• **Short task**
Extract the records below word for word and ignore the images.

---------- Input material

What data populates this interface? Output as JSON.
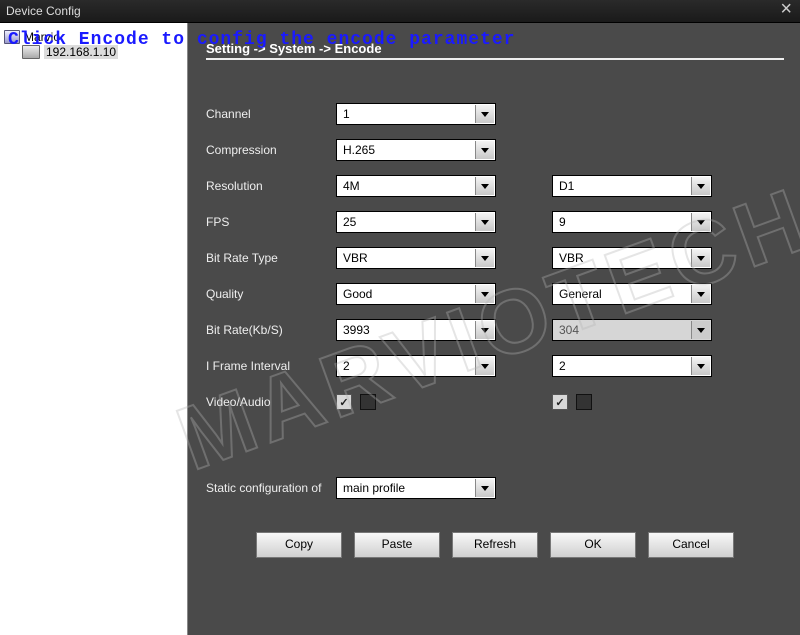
{
  "window_title": "Device Config",
  "overlay_hint": "Click Encode to config the encode parameter",
  "watermark": "MARVIOTECH",
  "tree": {
    "root": "Marvio",
    "device": "192.168.1.10"
  },
  "breadcrumb": "Setting -> System -> Encode",
  "labels": {
    "channel": "Channel",
    "compression": "Compression",
    "resolution": "Resolution",
    "fps": "FPS",
    "bitrate_type": "Bit Rate Type",
    "quality": "Quality",
    "bitrate": "Bit Rate(Kb/S)",
    "iframe": "I Frame Interval",
    "va": "Video/Audio",
    "static_cfg": "Static configuration of"
  },
  "main_stream": {
    "channel": "1",
    "compression": "H.265",
    "resolution": "4M",
    "fps": "25",
    "bitrate_type": "VBR",
    "quality": "Good",
    "bitrate": "3993",
    "iframe": "2"
  },
  "sub_stream": {
    "resolution": "D1",
    "fps": "9",
    "bitrate_type": "VBR",
    "quality": "General",
    "bitrate": "304",
    "iframe": "2"
  },
  "static_profile": "main profile",
  "buttons": {
    "copy": "Copy",
    "paste": "Paste",
    "refresh": "Refresh",
    "ok": "OK",
    "cancel": "Cancel"
  }
}
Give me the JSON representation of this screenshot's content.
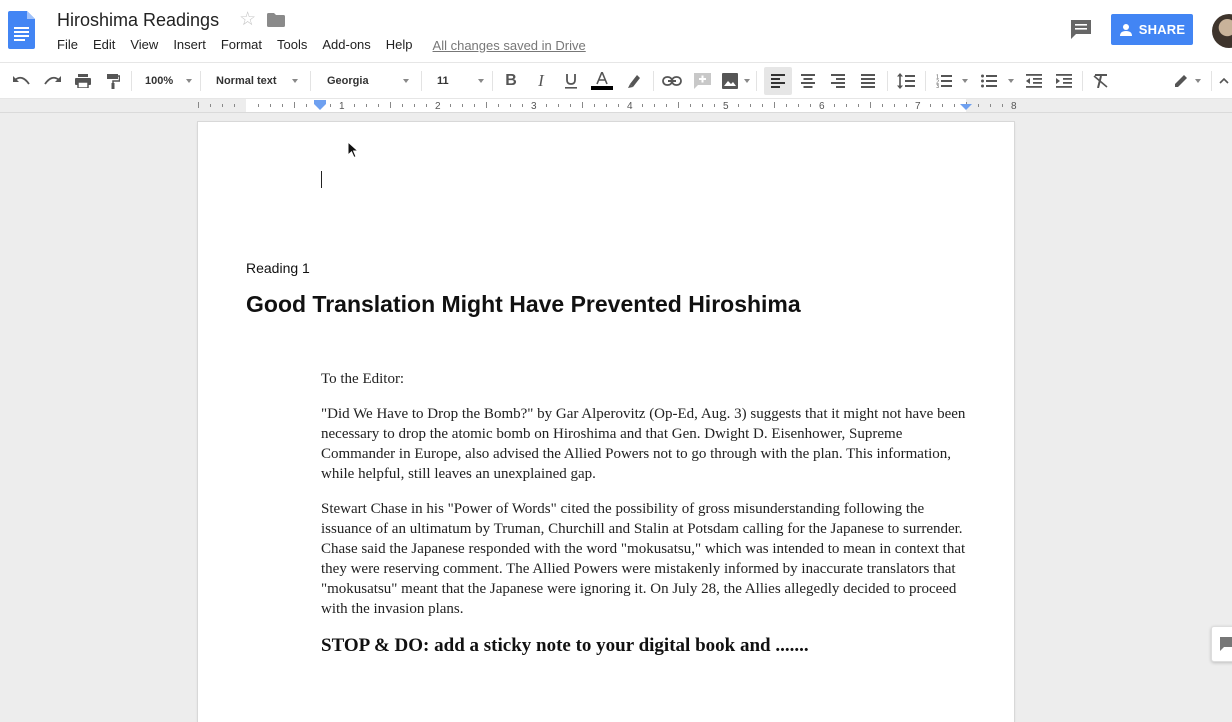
{
  "app": {
    "doc_title": "Hiroshima Readings",
    "save_status": "All changes saved in Drive",
    "share_label": "SHARE"
  },
  "menu": [
    "File",
    "Edit",
    "View",
    "Insert",
    "Format",
    "Tools",
    "Add-ons",
    "Help"
  ],
  "toolbar": {
    "zoom": "100%",
    "style": "Normal text",
    "font": "Georgia",
    "font_size": "11",
    "text_color": "#000000",
    "icons": [
      "undo-icon",
      "redo-icon",
      "print-icon",
      "paint-format-icon",
      "bold-icon",
      "italic-icon",
      "underline-icon",
      "text-color-icon",
      "highlight-icon",
      "link-icon",
      "add-comment-icon",
      "image-icon",
      "align-left-icon",
      "align-center-icon",
      "align-right-icon",
      "justify-icon",
      "line-spacing-icon",
      "numbered-list-icon",
      "bulleted-list-icon",
      "decrease-indent-icon",
      "increase-indent-icon",
      "clear-formatting-icon",
      "editing-mode-icon"
    ]
  },
  "ruler": {
    "numbers": [
      "1",
      "2",
      "3",
      "4",
      "5",
      "6",
      "7",
      "8"
    ]
  },
  "document": {
    "reading_label": "Reading 1",
    "heading": "Good Translation Might Have Prevented Hiroshima",
    "salutation": "To the Editor:",
    "paragraph_1": "\"Did We Have to Drop the Bomb?\" by Gar Alperovitz (Op-Ed, Aug. 3) suggests that it might not have been necessary to drop the atomic bomb on Hiroshima and that Gen. Dwight D. Eisenhower, Supreme Commander in Europe, also advised the Allied Powers not to go through with the plan. This information, while helpful, still leaves an unexplained gap.",
    "paragraph_2": "Stewart Chase in his \"Power of Words\" cited the possibility of gross misunderstanding following the issuance of an ultimatum by Truman, Churchill and Stalin at Potsdam calling for the Japanese to surrender. Chase said the Japanese responded with the word \"mokusatsu,\" which was intended to mean in context that they were reserving comment. The Allied Powers were mistakenly informed by inaccurate translators that \"mokusatsu\" meant that the Japanese were ignoring it. On July 28, the Allies allegedly decided to proceed with the invasion plans.",
    "stop_do": "STOP & DO: add a sticky note to your digital book and ......."
  },
  "colors": {
    "accent": "#4285f4",
    "doc_icon": "#4285f4"
  }
}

--------------------

• **Output for this exercise**
What data populates this interface? Output as JSON.
{
  "window_title": "Device Config",
  "overlay_hint": "Click Encode to config the encode parameter",
  "watermark": "MARVIOTECH",
  "tree": {
    "root": "Marvio",
    "device": "192.168.1.10"
  },
  "breadcrumb": "Setting -> System -> Encode",
  "labels": {
    "channel": "Channel",
    "compression": "Compression",
    "resolution": "Resolution",
    "fps": "FPS",
    "bitrate_type": "Bit Rate Type",
    "quality": "Quality",
    "bitrate": "Bit Rate(Kb/S)",
    "iframe": "I Frame Interval",
    "va": "Video/Audio",
    "static_cfg": "Static configuration of"
  },
  "main_stream": {
    "channel": "1",
    "compression": "H.265",
    "resolution": "4M",
    "fps": "25",
    "bitrate_type": "VBR",
    "quality": "Good",
    "bitrate": "3993",
    "iframe": "2"
  },
  "sub_stream": {
    "resolution": "D1",
    "fps": "9",
    "bitrate_type": "VBR",
    "quality": "General",
    "bitrate": "304",
    "iframe": "2"
  },
  "static_profile": "main profile",
  "buttons": {
    "copy": "Copy",
    "paste": "Paste",
    "refresh": "Refresh",
    "ok": "OK",
    "cancel": "Cancel"
  }
}
Give me the JSON representation of this screenshot's content.
{
  "app": {
    "doc_title": "Hiroshima Readings",
    "save_status": "All changes saved in Drive",
    "share_label": "SHARE"
  },
  "menu": [
    "File",
    "Edit",
    "View",
    "Insert",
    "Format",
    "Tools",
    "Add-ons",
    "Help"
  ],
  "toolbar": {
    "zoom": "100%",
    "style": "Normal text",
    "font": "Georgia",
    "font_size": "11",
    "text_color": "#000000",
    "icons": [
      "undo-icon",
      "redo-icon",
      "print-icon",
      "paint-format-icon",
      "bold-icon",
      "italic-icon",
      "underline-icon",
      "text-color-icon",
      "highlight-icon",
      "link-icon",
      "add-comment-icon",
      "image-icon",
      "align-left-icon",
      "align-center-icon",
      "align-right-icon",
      "justify-icon",
      "line-spacing-icon",
      "numbered-list-icon",
      "bulleted-list-icon",
      "decrease-indent-icon",
      "increase-indent-icon",
      "clear-formatting-icon",
      "editing-mode-icon"
    ]
  },
  "ruler": {
    "numbers": [
      "1",
      "2",
      "3",
      "4",
      "5",
      "6",
      "7",
      "8"
    ]
  },
  "document": {
    "reading_label": "Reading 1",
    "heading": "Good Translation Might Have Prevented Hiroshima",
    "salutation": "To the Editor:",
    "paragraph_1": "\"Did We Have to Drop the Bomb?\" by Gar Alperovitz (Op-Ed, Aug. 3) suggests that it might not have been necessary to drop the atomic bomb on Hiroshima and that Gen. Dwight D. Eisenhower, Supreme Commander in Europe, also advised the Allied Powers not to go through with the plan. This information, while helpful, still leaves an unexplained gap.",
    "paragraph_2": "Stewart Chase in his \"Power of Words\" cited the possibility of gross misunderstanding following the issuance of an ultimatum by Truman, Churchill and Stalin at Potsdam calling for the Japanese to surrender. Chase said the Japanese responded with the word \"mokusatsu,\" which was intended to mean in context that they were reserving comment. The Allied Powers were mistakenly informed by inaccurate translators that \"mokusatsu\" meant that the Japanese were ignoring it. On July 28, the Allies allegedly decided to proceed with the invasion plans.",
    "stop_do": "STOP & DO: add a sticky note to your digital book and ......."
  },
  "colors": {
    "accent": "#4285f4",
    "doc_icon": "#4285f4"
  }
}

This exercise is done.